Copy every line from the data below in which the string "只限单独成团" can be found.

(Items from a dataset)
=====
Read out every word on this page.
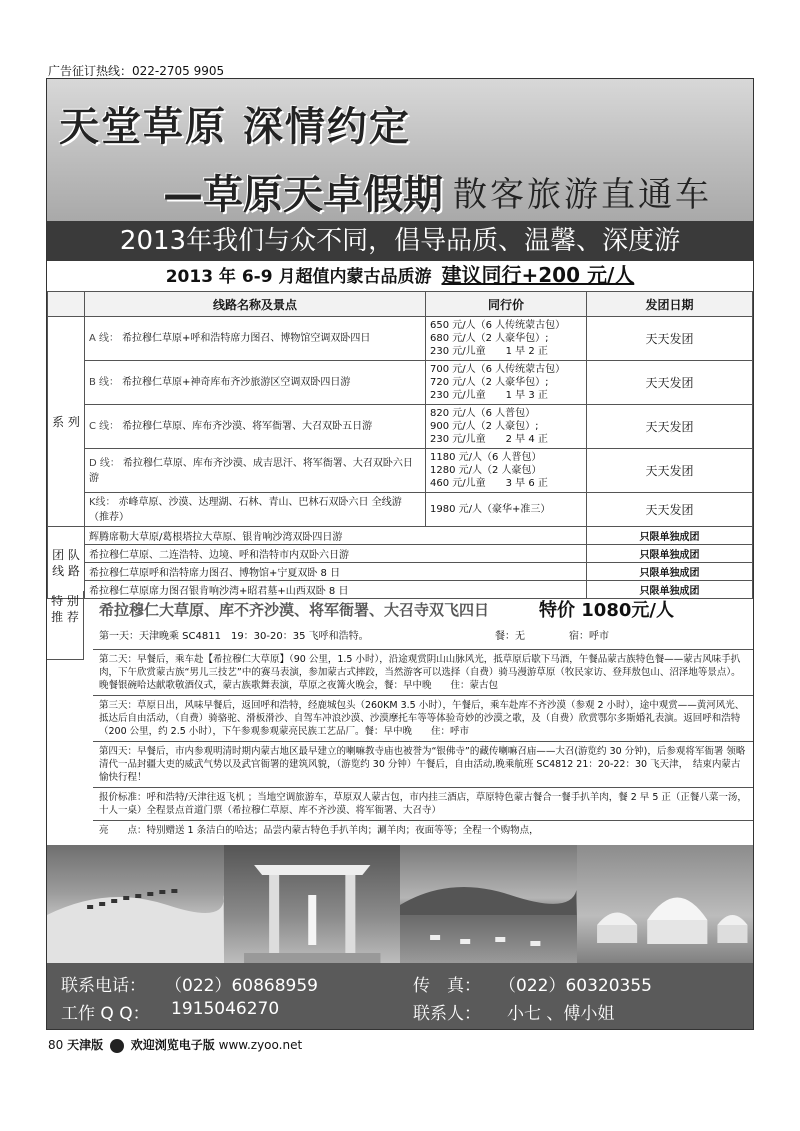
广告征订热线：022-2705 9905
天堂草原 深情约定
—草原天卓假期 散客旅游直通车
2013年我们与众不同，倡导品质、温馨、深度游
2013 年 6-9 月超值内蒙古品质游 建议同行+200 元/人
	线路名称及景点	同行价	发团日期
系 列	A 线： 希拉穆仁草原+呼和浩特席力图召、博物馆空调双卧四日	650 元/人（6 人传统蒙古包）
680 元/人（2 人豪华包）;
230 元/儿童　　1 早 2 正	天天发团
	B 线： 希拉穆仁草原+神奇库布齐沙旅游区空调双卧四日游	700 元/人（6 人传统蒙古包）
720 元/人（2 人豪华包）;
230 元/儿童　　1 早 3 正	天天发团
	C 线： 希拉穆仁草原、库布齐沙漠、将军衙署、大召双卧五日游	820 元/人（6 人普包）
900 元/人（2 人豪包）;
230 元/儿童　　2 早 4 正	天天发团
	D 线： 希拉穆仁草原、库布齐沙漠、成吉思汗、将军衙署、大召双卧六日游	1180 元/人（6 人普包）
1280 元/人（2 人豪包）
460 元/儿童　　3 早 6 正	天天发团
	K线： 赤峰草原、沙漠、达理湖、石林、青山、巴林石双卧六日 全线游（推荐）	1980 元/人（豪华+准三）	天天发团
团 队 线 路	辉腾席勒大草原/葛根塔拉大草原、银肯响沙湾双卧四日游		只限单独成团
	希拉穆仁草原、二连浩特、边境、呼和浩特市内双卧六日游		只限单独成团
	希拉穆仁草原呼和浩特席力图召、博物馆+宁夏双卧 8 日		只限单独成团
	希拉穆仁草原席力图召银肯响沙湾+昭君墓+山西双卧 8 日		只限单独成团
特 别 推 荐	希拉穆仁大草原、库不齐沙漠、将军衙署、大召寺双飞四日	特价 1080元/人
第一天：天津晚乘 SC4811　19：30-20：35 飞呼和浩特。	餐：无	宿：呼市
第二天：早餐后，乘车赴【希拉穆仁大草原】（90 公里，1.5 小时），沿途观赏阴山山脉风光，抵草原后歇下马酒，午餐品蒙古族特色餐——蒙古风味手扒肉，下午欣赏蒙古族“男儿三技艺”中的赛马表演，参加蒙古式摔跤，当然游客可以选择（自费）骑马漫游草原（牧民家访、登拜敖包山、沼泽地等景点）。晚餐银碗哈达献歌敬酒仪式，蒙古族歌舞表演，草原之夜篝火晚会，餐：早中晚　　住：蒙古包
第三天：草原日出，风味早餐后，返回呼和浩特，经鹿城包头（260KM 3.5 小时），午餐后，乘车赴库不齐沙漠（参观 2 小时），途中观赏——黄河风光、抵达后自由活动，（自费）骑骆驼、滑板滑沙、自驾车冲浪沙漠、沙漠摩托车等等体验奇妙的沙漠之歌，及（自费）欣赏鄂尔多斯婚礼表演。返回呼和浩特（200 公里，约 2.5 小时），下午参观参观蒙亮民族工艺品厂。餐：早中晚　　住：呼市
第四天：早餐后，市内参观明清时期内蒙古地区最早建立的喇嘛教寺庙也被誉为“银佛寺”的藏传喇嘛召庙——大召(游览约 30 分钟)，后参观将军衙署 领略清代一品封疆大吏的威武气势以及武官衙署的建筑风貌，（游览约 30 分钟）午餐后，自由活动,晚乘航班 SC4812 21：20-22：30 飞天津，　结束内蒙古愉快行程！
报价标准：呼和浩特/天津往返飞机 ；当地空调旅游车，草原双人蒙古包，市内挂三酒店，草原特色蒙古餐合一餐手扒羊肉，餐 2 早 5 正（正餐八菜一汤，十人一桌）全程景点首道门票（希拉穆仁草原、库不齐沙漠、将军衙署、大召寺）
亮　　点：特别赠送 1 条洁白的哈达；品尝内蒙古特色手扒羊肉；涮羊肉；夜面等等；全程一个购物点，
联系电话： （022）60868959	传　真： （022）60320355
工作 Q Q： 1915046270	联系人： 小七 、傅小姐
80 天津版 欢迎浏览电子版 www.zyoo.net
=====
* [Solution for this problem]:
团 队 线 路	辉腾席勒大草原/葛根塔拉大草原、银肯响沙湾双卧四日游		只限单独成团
	希拉穆仁草原、二连浩特、边境、呼和浩特市内双卧六日游		只限单独成团
	希拉穆仁草原呼和浩特席力图召、博物馆+宁夏双卧 8 日		只限单独成团
	希拉穆仁草原席力图召银肯响沙湾+昭君墓+山西双卧 8 日		只限单独成团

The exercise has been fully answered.